# start of DATA PROVIDED
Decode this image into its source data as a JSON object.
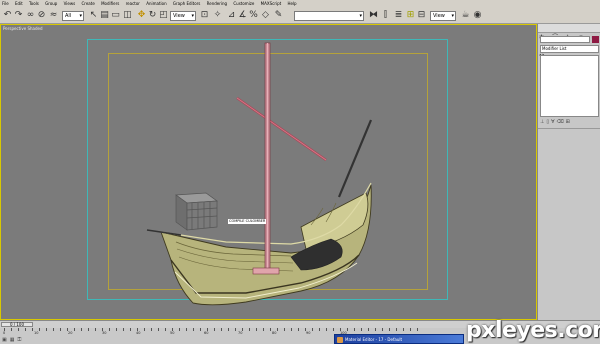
{
  "menu": [
    "File",
    "Edit",
    "Tools",
    "Group",
    "Views",
    "Create",
    "Modifiers",
    "reactor",
    "Animation",
    "Graph Editors",
    "Rendering",
    "Customize",
    "MAXScript",
    "Help"
  ],
  "toolbar": {
    "selection_filter": "All",
    "ref_coord": "View",
    "named_selection": "",
    "view_select": "View",
    "icons": [
      "undo-icon",
      "redo-icon",
      "link-icon",
      "unlink-icon",
      "bind-icon",
      "select-icon",
      "select-by-name-icon",
      "rect-region-icon",
      "window-crossing-icon",
      "move-icon",
      "rotate-icon",
      "scale-icon",
      "pivot-icon",
      "select-manipulate-icon",
      "snap-icon",
      "angle-snap-icon",
      "percent-snap-icon",
      "spinner-snap-icon",
      "edit-named-icon",
      "mirror-icon",
      "align-icon",
      "layer-icon",
      "curve-editor-icon",
      "schematic-icon",
      "material-editor-icon",
      "render-scene-icon",
      "quick-render-icon"
    ]
  },
  "viewport": {
    "label": "Perspective Shaded",
    "ship_label": "COMPILE CULOMBER"
  },
  "command_panel": {
    "modifier_list": "Modifier List",
    "swatch_color": "#8e1a43"
  },
  "timeline": {
    "slider": "0 / 100",
    "ticks": [
      "0",
      "10",
      "20",
      "30",
      "40",
      "50",
      "60",
      "70",
      "80",
      "90",
      "100"
    ]
  },
  "taskbar": {
    "material_editor": "Material Editor - 17 - Default"
  },
  "watermark": "pxleyes.com"
}
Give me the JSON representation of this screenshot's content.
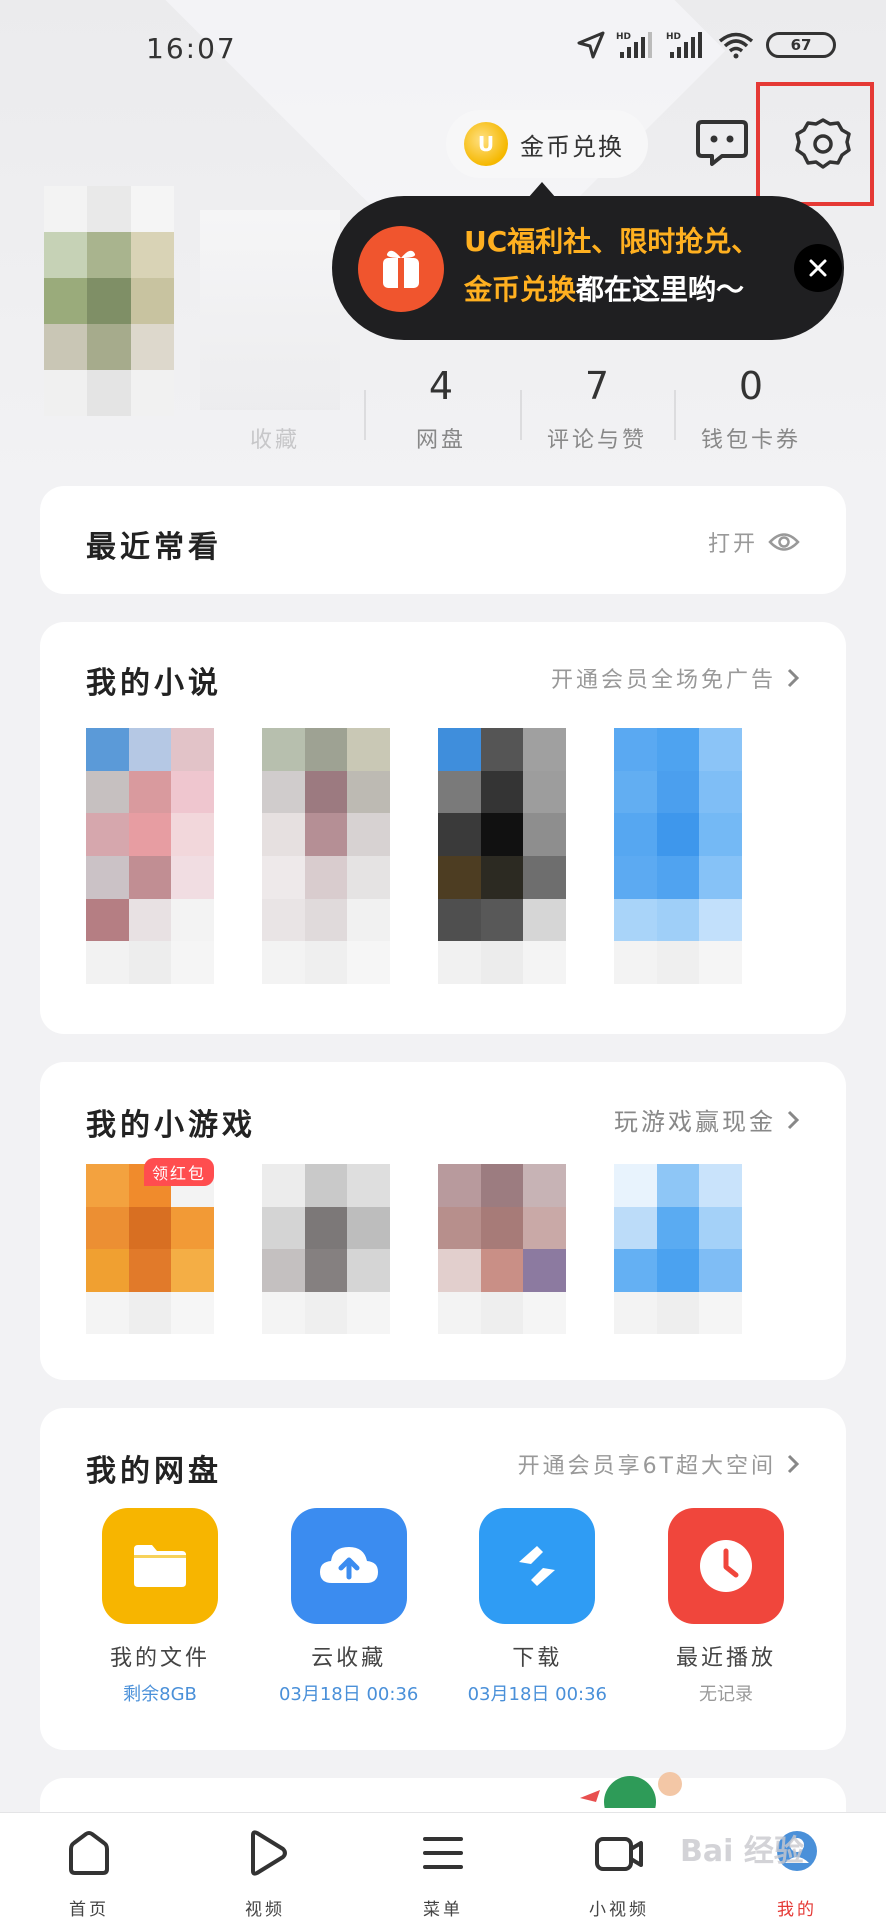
{
  "status": {
    "time": "16:07",
    "battery": "67",
    "net1": "HD",
    "net2": "HD"
  },
  "topbar": {
    "coin_label": "金币兑换",
    "coin_glyph": "U"
  },
  "tooltip": {
    "line1_hl": "UC福利社、限时抢兑、",
    "line2_hl": "金币兑换",
    "line2_rest": "都在这里哟～"
  },
  "stats": [
    {
      "num": "4",
      "label": "网盘"
    },
    {
      "num": "7",
      "label": "评论与赞"
    },
    {
      "num": "0",
      "label": "钱包卡券"
    }
  ],
  "stats_partial_label": "收藏",
  "recent": {
    "title": "最近常看",
    "action": "打开"
  },
  "novels": {
    "title": "我的小说",
    "link": "开通会员全场免广告"
  },
  "games": {
    "title": "我的小游戏",
    "link": "玩游戏赢现金",
    "badge": "领红包"
  },
  "disk": {
    "title": "我的网盘",
    "link": "开通会员享6T超大空间",
    "items": [
      {
        "label": "我的文件",
        "sub": "剩余8GB",
        "color": "#f7b500",
        "icon": "folder-icon"
      },
      {
        "label": "云收藏",
        "sub": "03月18日 00:36",
        "color": "#3b8cf0",
        "icon": "cloud-upload-icon"
      },
      {
        "label": "下载",
        "sub": "03月18日 00:36",
        "color": "#2f9cf4",
        "icon": "download-icon"
      },
      {
        "label": "最近播放",
        "sub": "无记录",
        "color": "#f0463c",
        "icon": "clock-icon"
      }
    ]
  },
  "nav": [
    {
      "label": "首页",
      "icon": "home-icon"
    },
    {
      "label": "视频",
      "icon": "play-icon"
    },
    {
      "label": "菜单",
      "icon": "menu-icon"
    },
    {
      "label": "小视频",
      "icon": "camera-icon"
    },
    {
      "label": "我的",
      "icon": "profile-icon"
    }
  ],
  "watermark": "Bai 经验",
  "colors": {
    "accent": "#ffb020",
    "highlight": "#e53935",
    "gift": "#f0552e"
  }
}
# end of DATA PROVIDED
◆ **WHAT NEEDS TO BE DONE**
Return each line of the data, keeping its wording exact and omitting pictures.

◆ **OUTPUT BELOW**
Decode this image into its source data as a JSON object.
{
  "menu": [
    "File",
    "Edit",
    "Tools",
    "Group",
    "Views",
    "Create",
    "Modifiers",
    "reactor",
    "Animation",
    "Graph Editors",
    "Rendering",
    "Customize",
    "MAXScript",
    "Help"
  ],
  "toolbar": {
    "selection_filter": "All",
    "ref_coord": "View",
    "named_selection": "",
    "view_select": "View",
    "icons": [
      "undo-icon",
      "redo-icon",
      "link-icon",
      "unlink-icon",
      "bind-icon",
      "select-icon",
      "select-by-name-icon",
      "rect-region-icon",
      "window-crossing-icon",
      "move-icon",
      "rotate-icon",
      "scale-icon",
      "pivot-icon",
      "select-manipulate-icon",
      "snap-icon",
      "angle-snap-icon",
      "percent-snap-icon",
      "spinner-snap-icon",
      "edit-named-icon",
      "mirror-icon",
      "align-icon",
      "layer-icon",
      "curve-editor-icon",
      "schematic-icon",
      "material-editor-icon",
      "render-scene-icon",
      "quick-render-icon"
    ]
  },
  "viewport": {
    "label": "Perspective Shaded",
    "ship_label": "COMPILE CULOMBER"
  },
  "command_panel": {
    "modifier_list": "Modifier List",
    "swatch_color": "#8e1a43"
  },
  "timeline": {
    "slider": "0 / 100",
    "ticks": [
      "0",
      "10",
      "20",
      "30",
      "40",
      "50",
      "60",
      "70",
      "80",
      "90",
      "100"
    ]
  },
  "taskbar": {
    "material_editor": "Material Editor - 17 - Default"
  },
  "watermark": "pxleyes.com"
}
Give me the JSON representation of this screenshot's content.
{
  "status": {
    "time": "16:07",
    "battery": "67",
    "net1": "HD",
    "net2": "HD"
  },
  "topbar": {
    "coin_label": "金币兑换",
    "coin_glyph": "U"
  },
  "tooltip": {
    "line1_hl": "UC福利社、限时抢兑、",
    "line2_hl": "金币兑换",
    "line2_rest": "都在这里哟～"
  },
  "stats": [
    {
      "num": "4",
      "label": "网盘"
    },
    {
      "num": "7",
      "label": "评论与赞"
    },
    {
      "num": "0",
      "label": "钱包卡券"
    }
  ],
  "stats_partial_label": "收藏",
  "recent": {
    "title": "最近常看",
    "action": "打开"
  },
  "novels": {
    "title": "我的小说",
    "link": "开通会员全场免广告"
  },
  "games": {
    "title": "我的小游戏",
    "link": "玩游戏赢现金",
    "badge": "领红包"
  },
  "disk": {
    "title": "我的网盘",
    "link": "开通会员享6T超大空间",
    "items": [
      {
        "label": "我的文件",
        "sub": "剩余8GB",
        "color": "#f7b500",
        "icon": "folder-icon"
      },
      {
        "label": "云收藏",
        "sub": "03月18日 00:36",
        "color": "#3b8cf0",
        "icon": "cloud-upload-icon"
      },
      {
        "label": "下载",
        "sub": "03月18日 00:36",
        "color": "#2f9cf4",
        "icon": "download-icon"
      },
      {
        "label": "最近播放",
        "sub": "无记录",
        "color": "#f0463c",
        "icon": "clock-icon"
      }
    ]
  },
  "nav": [
    {
      "label": "首页",
      "icon": "home-icon"
    },
    {
      "label": "视频",
      "icon": "play-icon"
    },
    {
      "label": "菜单",
      "icon": "menu-icon"
    },
    {
      "label": "小视频",
      "icon": "camera-icon"
    },
    {
      "label": "我的",
      "icon": "profile-icon"
    }
  ],
  "watermark": "Bai 经验",
  "colors": {
    "accent": "#ffb020",
    "highlight": "#e53935",
    "gift": "#f0552e"
  }
}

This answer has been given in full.